• **Document segment**:
Yes, she actually said that. That quote comes from a CNN documentary on Romney, which Tommy Christopher at Mediaite rips to shreds in this highly entertaining column. Borger seems to be wholly unaware of the irony of her statement. But then so does Mitt:

The portion of the documentary in question covers Mitt Romney’s stint as a door-to-door Mormon recruiter in 1968 France, a duty which helped him to avoid military service in Vietnam. Earlier in the doc, narrator and interviewer Gloria Borger glossed over the fact that Romney sought, and received, four deferments during the Vietnam War (and later lied about it), instead saying simply that he was “exempt as a student, and with a high draft number.”

The doc also notes, as an example of Romney “becoming his own man,” that he protested in favor of the draft that he so skillfully avoided, before moving on to the time he spent in France, a time that Romney once described as “tough” because the French were “not happy to see Americans, because we were in Vietnam at the time.”

Yes, you heard that right. Not only did Mitt Romney protest in favor of sending other people’s children to die in Vietnam, even as he avoided service himself, he then complained about how those dying Americans made it “tough” for him while he was in France avoiding service.

Is there anything more revealing about the right wing than their double standard over Vietnam? For years and years, they harrangued the Democrats into a pile of quivering jello over their alleged lack of patriotic cojones for failing to serve in Vietnam. And yet once all their fortunate sons started running for office it stopped being relevant.


This is what makes it so hard to respect so many of the most hardcore American conservatives — their endless self-serving hypocrisy.
Update: And this

Mitt Romney did not mention the war in Afghanistan, where 79,000 US troops are fighting, in his speech accepting the Republican presidential nomination on Thursday. The last time a Republican presidential nominee did not address war was 1952, when Dwight Eisenhower spoke generally about American power and spreading freedom around the world but did not explicitly mention armed conflict.

I hate the “imagine if the Democrats did that” trope, but seriously … imagine if the Democrats did that.

• **Data**:
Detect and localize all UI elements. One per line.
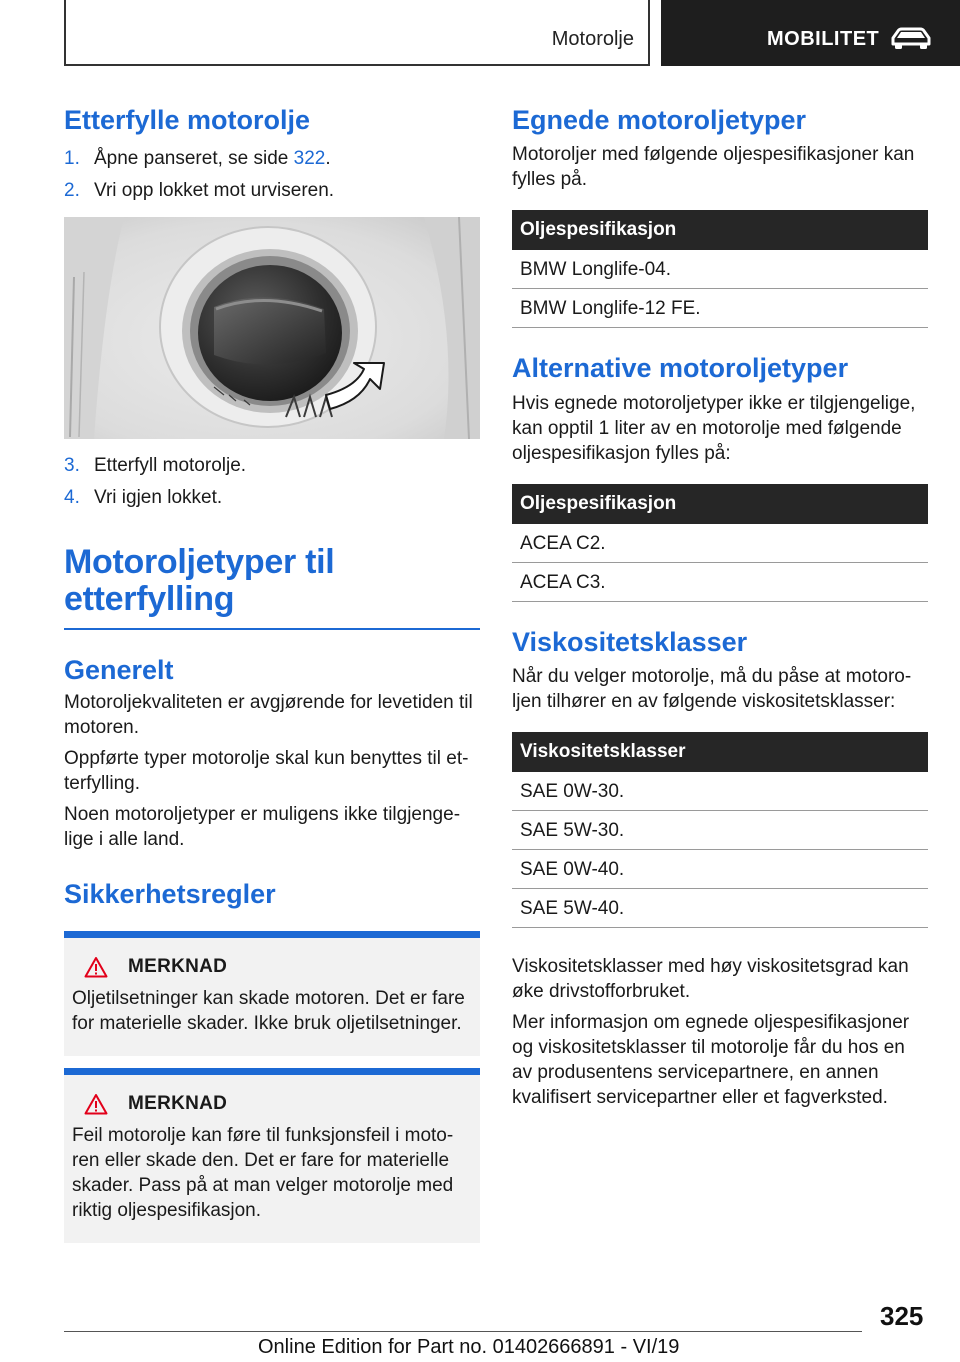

• **What is needed**: In the commentary on Mitt Romney and the Vietnam War, how many US troops does it say were fighting in Afghanistan when Romney accepted the Republican nomination?

• **Full solution**: 79,000 US troops.